BEGIN

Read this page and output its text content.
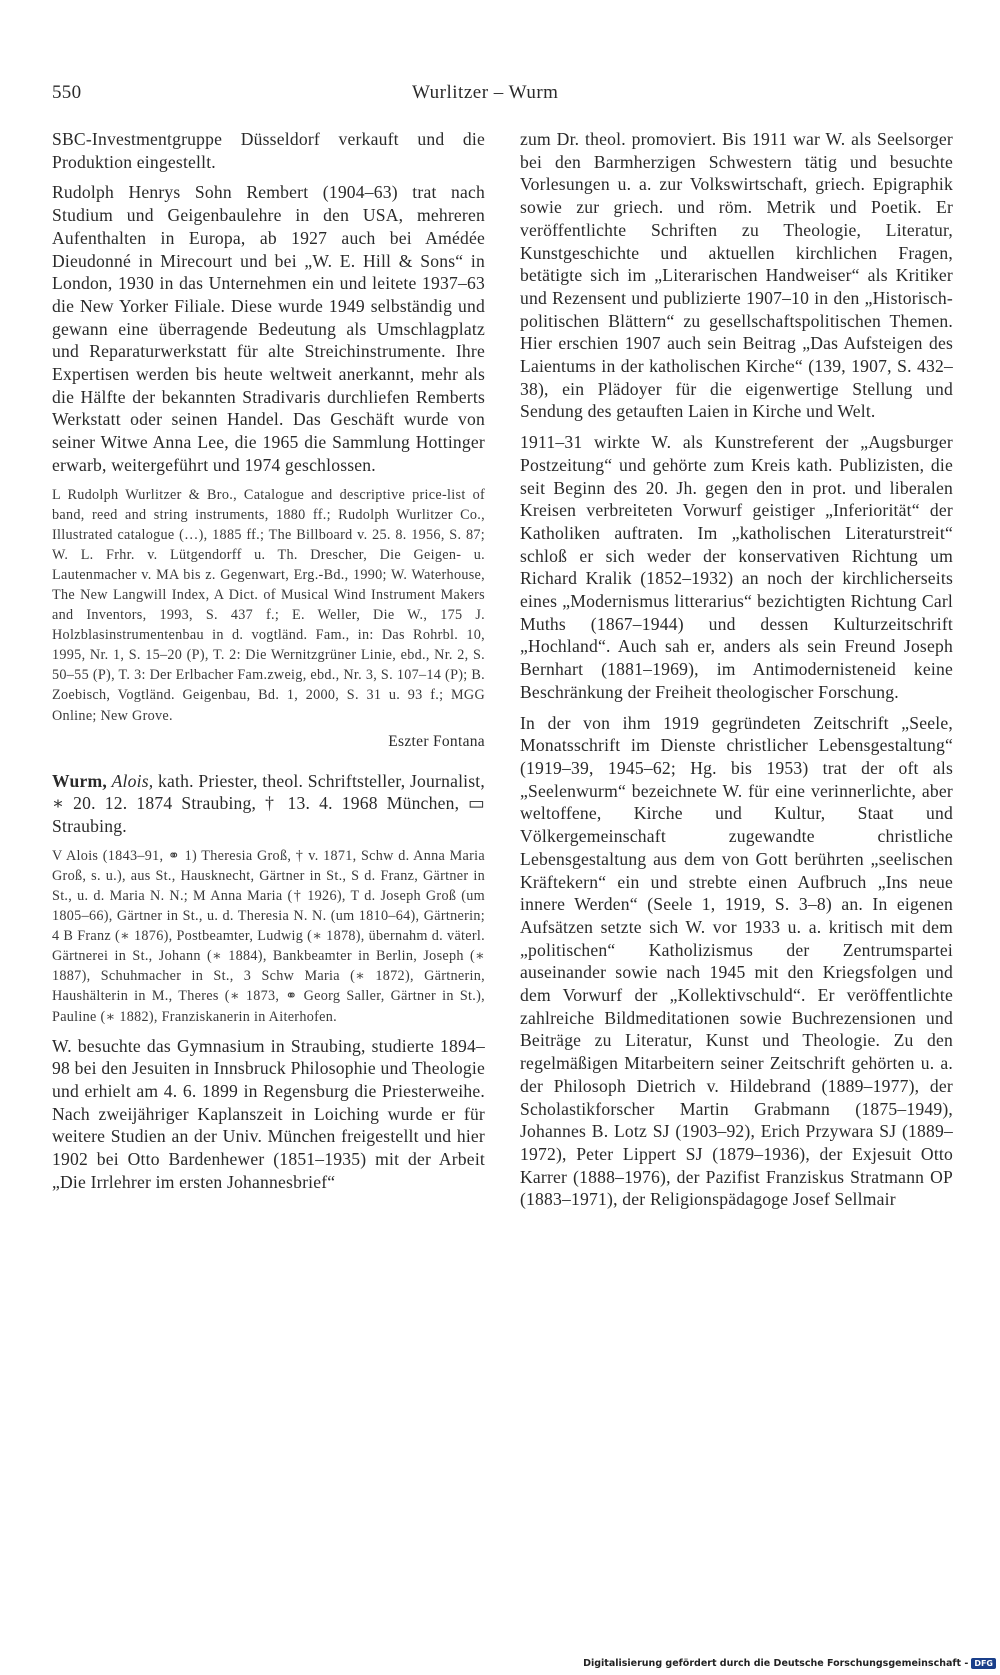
550	Wurlitzer – Wurm

SBC-Investmentgruppe Düsseldorf verkauft und die Produktion eingestellt.

Rudolph Henrys Sohn Rembert (1904–63) trat nach Studium und Geigenbaulehre in den USA, mehreren Aufenthalten in Europa, ab 1927 auch bei Amédée Dieudonné in Mirecourt und bei „W. E. Hill & Sons“ in London, 1930 in das Unternehmen ein und leitete 1937–63 die New Yorker Filiale. Diese wurde 1949 selbständig und gewann eine überragende Bedeutung als Umschlagplatz und Reparaturwerkstatt für alte Streichinstrumente. Ihre Expertisen werden bis heute weltweit anerkannt, mehr als die Hälfte der bekannten Stradivaris durchliefen Remberts Werkstatt oder seinen Handel. Das Geschäft wurde von seiner Witwe Anna Lee, die 1965 die Sammlung Hottinger erwarb, weitergeführt und 1974 geschlossen.

L Rudolph Wurlitzer & Bro., Catalogue and descriptive price-list of band, reed and string instruments, 1880 ff.; Rudolph Wurlitzer Co., Illustrated catalogue (…), 1885 ff.; The Billboard v. 25. 8. 1956, S. 87; W. L. Frhr. v. Lütgendorff u. Th. Drescher, Die Geigen- u. Lautenmacher v. MA bis z. Gegenwart, Erg.-Bd., 1990; W. Waterhouse, The New Langwill Index, A Dict. of Musical Wind Instrument Makers and Inventors, 1993, S. 437 f.; E. Weller, Die W., 175 J. Holzblasinstrumentenbau in d. vogtländ. Fam., in: Das Rohrbl. 10, 1995, Nr. 1, S. 15–20 (P), T. 2: Die Wernitzgrüner Linie, ebd., Nr. 2, S. 50–55 (P), T. 3: Der Erlbacher Fam.zweig, ebd., Nr. 3, S. 107–14 (P); B. Zoebisch, Vogtländ. Geigenbau, Bd. 1, 2000, S. 31 u. 93 f.; MGG Online; New Grove.

Eszter Fontana

Wurm, Alois, kath. Priester, theol. Schriftsteller, Journalist, ∗ 20. 12. 1874 Straubing, † 13. 4. 1968 München, ▭ Straubing.

V Alois (1843–91, ⚭ 1) Theresia Groß, † v. 1871, Schw d. Anna Maria Groß, s. u.), aus St., Hausknecht, Gärtner in St., S d. Franz, Gärtner in St., u. d. Maria N. N.; M Anna Maria († 1926), T d. Joseph Groß (um 1805–66), Gärtner in St., u. d. Theresia N. N. (um 1810–64), Gärtnerin; 4 B Franz (∗ 1876), Postbeamter, Ludwig (∗ 1878), übernahm d. väterl. Gärtnerei in St., Johann (∗ 1884), Bankbeamter in Berlin, Joseph (∗ 1887), Schuhmacher in St., 3 Schw Maria (∗ 1872), Gärtnerin, Haushälterin in M., Theres (∗ 1873, ⚭ Georg Saller, Gärtner in St.), Pauline (∗ 1882), Franziskanerin in Aiterhofen.

W. besuchte das Gymnasium in Straubing, studierte 1894–98 bei den Jesuiten in Innsbruck Philosophie und Theologie und erhielt am 4. 6. 1899 in Regensburg die Priesterweihe. Nach zweijähriger Kaplanszeit in Loiching wurde er für weitere Studien an der Univ. München freigestellt und hier 1902 bei Otto Bardenhewer (1851–1935) mit der Arbeit „Die Irrlehrer im ersten Johannesbrief“

zum Dr. theol. promoviert. Bis 1911 war W. als Seelsorger bei den Barmherzigen Schwestern tätig und besuchte Vorlesungen u. a. zur Volkswirtschaft, griech. Epigraphik sowie zur griech. und röm. Metrik und Poetik. Er veröffentlichte Schriften zu Theologie, Literatur, Kunstgeschichte und aktuellen kirchlichen Fragen, betätigte sich im „Literarischen Handweiser“ als Kritiker und Rezensent und publizierte 1907–10 in den „Historisch-politischen Blättern“ zu gesellschaftspolitischen Themen. Hier erschien 1907 auch sein Beitrag „Das Aufsteigen des Laientums in der katholischen Kirche“ (139, 1907, S. 432–38), ein Plädoyer für die eigenwertige Stellung und Sendung des getauften Laien in Kirche und Welt.

1911–31 wirkte W. als Kunstreferent der „Augsburger Postzeitung“ und gehörte zum Kreis kath. Publizisten, die seit Beginn des 20. Jh. gegen den in prot. und liberalen Kreisen verbreiteten Vorwurf geistiger „Inferiorität“ der Katholiken auftraten. Im „katholischen Literaturstreit“ schloß er sich weder der konservativen Richtung um Richard Kralik (1852–1932) an noch der kirchlicherseits eines „Modernismus litterarius“ bezichtigten Richtung Carl Muths (1867–1944) und dessen Kulturzeitschrift „Hochland“. Auch sah er, anders als sein Freund Joseph Bernhart (1881–1969), im Antimodernisteneid keine Beschränkung der Freiheit theologischer Forschung.

In der von ihm 1919 gegründeten Zeitschrift „Seele, Monatsschrift im Dienste christlicher Lebensgestaltung“ (1919–39, 1945–62; Hg. bis 1953) trat der oft als „Seelenwurm“ bezeichnete W. für eine verinnerlichte, aber weltoffene, Kirche und Kultur, Staat und Völkergemeinschaft zugewandte christliche Lebensgestaltung aus dem von Gott berührten „seelischen Kräftekern“ ein und strebte einen Aufbruch „Ins neue innere Werden“ (Seele 1, 1919, S. 3–8) an. In eigenen Aufsätzen setzte sich W. vor 1933 u. a. kritisch mit dem „politischen“ Katholizismus der Zentrumspartei auseinander sowie nach 1945 mit den Kriegsfolgen und dem Vorwurf der „Kollektivschuld“. Er veröffentlichte zahlreiche Bildmeditationen sowie Buchrezensionen und Beiträge zu Literatur, Kunst und Theologie. Zu den regelmäßigen Mitarbeitern seiner Zeitschrift gehörten u. a. der Philosoph Dietrich v. Hildebrand (1889–1977), der Scholastikforscher Martin Grabmann (1875–1949), Johannes B. Lotz SJ (1903–92), Erich Przywara SJ (1889–1972), Peter Lippert SJ (1879–1936), der Exjesuit Otto Karrer (1888–1976), der Pazifist Franziskus Stratmann OP (1883–1971), der Religionspädagoge Josef Sellmair

Digitalisierung gefördert durch die Deutsche Forschungsgemeinschaft - DFG
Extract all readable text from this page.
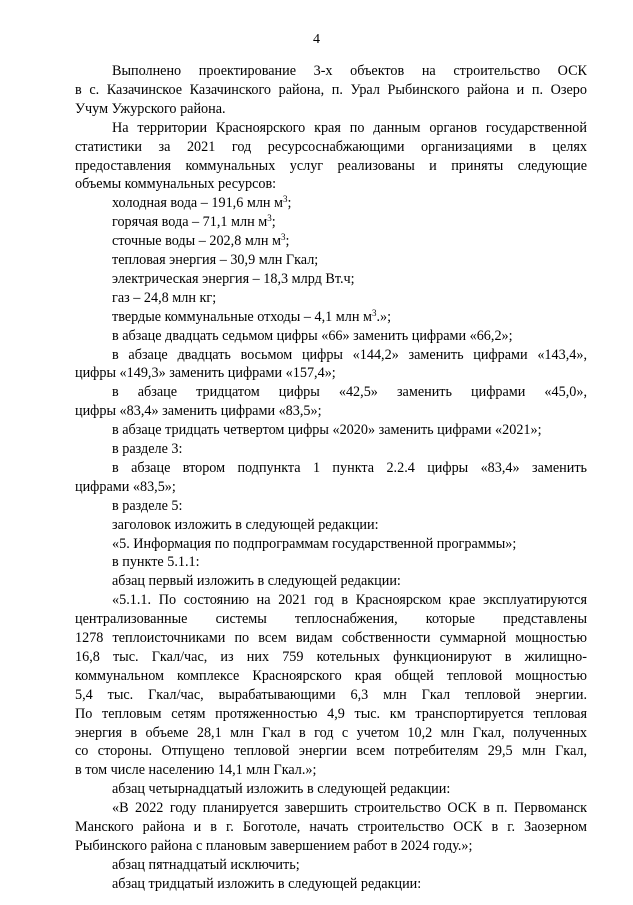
4
Выполнено проектирование 3-х объектов на строительство ОСК
в с. Казачинское Казачинского района, п. Урал Рыбинского района и п. Озеро
Учум Ужурского района.
На территории Красноярского края по данным органов государственной
статистики за 2021 год ресурсоснабжающими организациями в целях
предоставления коммунальных услуг реализованы и приняты следующие
объемы коммунальных ресурсов:
холодная вода – 191,6 млн $м^3$;
горячая вода – 71,1 млн $м^3$;
сточные воды – 202,8 млн $м^3$;
тепловая энергия – 30,9 млн Гкал;
электрическая энергия – 18,3 млрд Вт.ч;
газ – 24,8 млн кг;
твердые коммунальные отходы – 4,1 млн $м^3$.»;
в абзаце двадцать седьмом цифры «66» заменить цифрами «66,2»;
в абзаце двадцать восьмом цифры «144,2» заменить цифрами «143,4»,
цифры «149,3» заменить цифрами «157,4»;
в абзаце тридцатом цифры «42,5» заменить цифрами «45,0»,
цифры «83,4» заменить цифрами «83,5»;
в абзаце тридцать четвертом цифры «2020» заменить цифрами «2021»;
в разделе 3:
в абзаце втором подпункта 1 пункта 2.2.4 цифры «83,4» заменить
цифрами «83,5»;
в разделе 5:
заголовок изложить в следующей редакции:
«5. Информация по подпрограммам государственной программы»;
в пункте 5.1.1:
абзац первый изложить в следующей редакции:
«5.1.1. По состоянию на 2021 год в Красноярском крае эксплуатируются
централизованные системы теплоснабжения, которые представлены
1278 теплоисточниками по всем видам собственности суммарной мощностью
16,8 тыс. Гкал/час, из них 759 котельных функционируют в жилищно-
коммунальном комплексе Красноярского края общей тепловой мощностью
5,4 тыс. Гкал/час, вырабатывающими 6,3 млн Гкал тепловой энергии.
По тепловым сетям протяженностью 4,9 тыс. км транспортируется тепловая
энергия в объеме 28,1 млн Гкал в год с учетом 10,2 млн Гкал, полученных
со стороны. Отпущено тепловой энергии всем потребителям 29,5 млн Гкал,
в том числе населению 14,1 млн Гкал.»;
абзац четырнадцатый изложить в следующей редакции:
«В 2022 году планируется завершить строительство ОСК в п. Первоманск
Манского района и в г. Боготоле, начать строительство ОСК в г. Заозерном
Рыбинского района с плановым завершением работ в 2024 году.»;
абзац пятнадцатый исключить;
абзац тридцатый изложить в следующей редакции:
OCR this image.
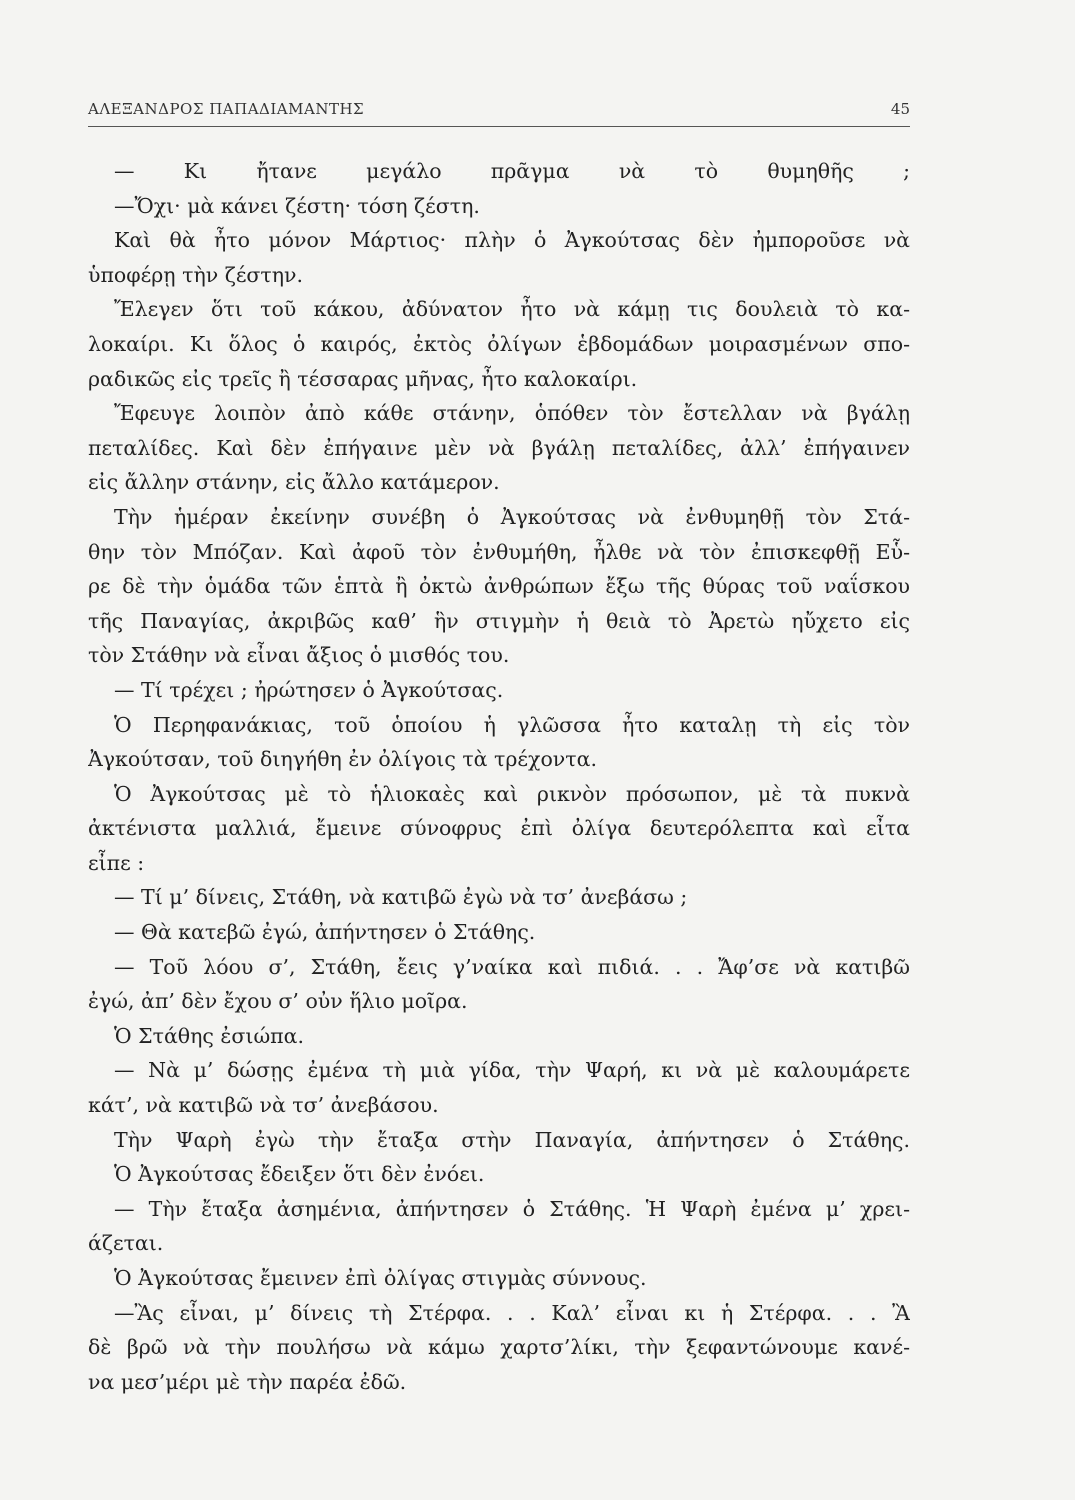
ΑΛΕΞΑΝΔΡΟΣ ΠΑΠΑΔΙΑΜΑΝΤΗΣ	45
— Κι ἤτανε μεγάλο πρᾶγμα νὰ τὸ θυμηθῆς ;
—Ὄχι· μὰ κάνει ζέστη· τόση ζέστη.
Καὶ θὰ ἦτο μόνον Μάρτιος· πλὴν ὁ Ἀγκούτσας δὲν ἠμποροῦσε νὰ
ὑποφέρῃ τὴν ζέστην.
Ἔλεγεν ὅτι τοῦ κάκου, ἀδύνατον ἦτο νὰ κάμῃ τις δουλειὰ τὸ κα-
λοκαίρι. Κι ὅλος ὁ καιρός, ἐκτὸς ὀλίγων ἑβδομάδων μοιρασμένων σπο-
ραδικῶς εἰς τρεῖς ἢ τέσσαρας μῆνας, ἦτο καλοκαίρι.
Ἔφευγε λοιπὸν ἀπὸ κάθε στάνην, ὁπόθεν τὸν ἔστελλαν νὰ βγάλῃ
πεταλίδες. Καὶ δὲν ἐπήγαινε μὲν νὰ βγάλῃ πεταλίδες, ἀλλ’ ἐπήγαινεν
εἰς ἄλλην στάνην, εἰς ἄλλο κατάμερον.
Τὴν ἡμέραν ἐκείνην συνέβη ὁ Ἀγκούτσας νὰ ἐνθυμηθῇ τὸν Στά-
θην τὸν Μπόζαν. Καὶ ἀφοῦ τὸν ἐνθυμήθη, ἦλθε νὰ τὸν ἐπισκεφθῇ Εὗ-
ρε δὲ τὴν ὁμάδα τῶν ἑπτὰ ἢ ὀκτὼ ἀνθρώπων ἔξω τῆς θύρας τοῦ ναΐσκου
τῆς Παναγίας, ἀκριβῶς καθ’ ἣν στιγμὴν ἡ θειὰ τὸ Ἀρετὼ ηὔχετο εἰς
τὸν Στάθην νὰ εἶναι ἄξιος ὁ μισθός του.
— Τί τρέχει ; ἠρώτησεν ὁ Ἀγκούτσας.
Ὁ Περηφανάκιας, τοῦ ὁποίου ἡ γλῶσσα ἦτο καταλῃ τὴ εἰς τὸν
Ἀγκούτσαν, τοῦ διηγήθη ἐν ὀλίγοις τὰ τρέχοντα.
Ὁ Ἀγκούτσας μὲ τὸ ἡλιοκαὲς καὶ ρικνὸν πρόσωπον, μὲ τὰ πυκνὰ
ἀκτένιστα μαλλιά, ἔμεινε σύνοφρυς ἐπὶ ὀλίγα δευτερόλεπτα καὶ εἶτα
εἶπε :
— Τί μ’ δίνεις, Στάθη, νὰ κατιβῶ ἐγὼ νὰ τσ’ ἀνεβάσω ;
— Θὰ κατεβῶ ἐγώ, ἀπήντησεν ὁ Στάθης.
— Τοῦ λόου σ’, Στάθη, ἔεις γ’ναίκα καὶ πιδιά. . . Ἄφ’σε νὰ κατιβῶ
ἐγώ, ἀπ’ δὲν ἔχου σ’ οὐν ἥλιο μοῖρα.
Ὁ Στάθης ἐσιώπα.
— Νὰ μ’ δώσῃς ἐμένα τὴ μιὰ γίδα, τὴν Ψαρή, κι νὰ μὲ καλουμάρετε
κάτ’, νὰ κατιβῶ νὰ τσ’ ἀνεβάσου.
Τὴν Ψαρὴ ἐγὼ τὴν ἔταξα στὴν Παναγία, ἀπήντησεν ὁ Στάθης.
Ὁ Ἀγκούτσας ἔδειξεν ὅτι δὲν ἐνόει.
— Τὴν ἔταξα ἀσημένια, ἀπήντησεν ὁ Στάθης. Ἡ Ψαρὴ ἐμένα μ’ χρει-
άζεται.
Ὁ Ἀγκούτσας ἔμεινεν ἐπὶ ὀλίγας στιγμὰς σύννους.
—Ἂς εἶναι, μ’ δίνεις τὴ Στέρφα. . . Καλ’ εἶναι κι ἡ Στέρφα. . . Ἂ
δὲ βρῶ νὰ τὴν πουλήσω νὰ κάμω χαρτσ’λίκι, τὴν ξεφαντώνουμε κανέ-
να μεσ’μέρι μὲ τὴν παρέα ἐδῶ.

END

WRITTEN REQUEST
In the entries above, find each line with the word "βγάλῃ" and copy it.

EXERCISE RESPONSE
Ἔφευγε λοιπὸν ἀπὸ κάθε στάνην, ὁπόθεν τὸν ἔστελλαν νὰ βγάλῃ
πεταλίδες. Καὶ δὲν ἐπήγαινε μὲν νὰ βγάλῃ πεταλίδες, ἀλλ’ ἐπήγαινεν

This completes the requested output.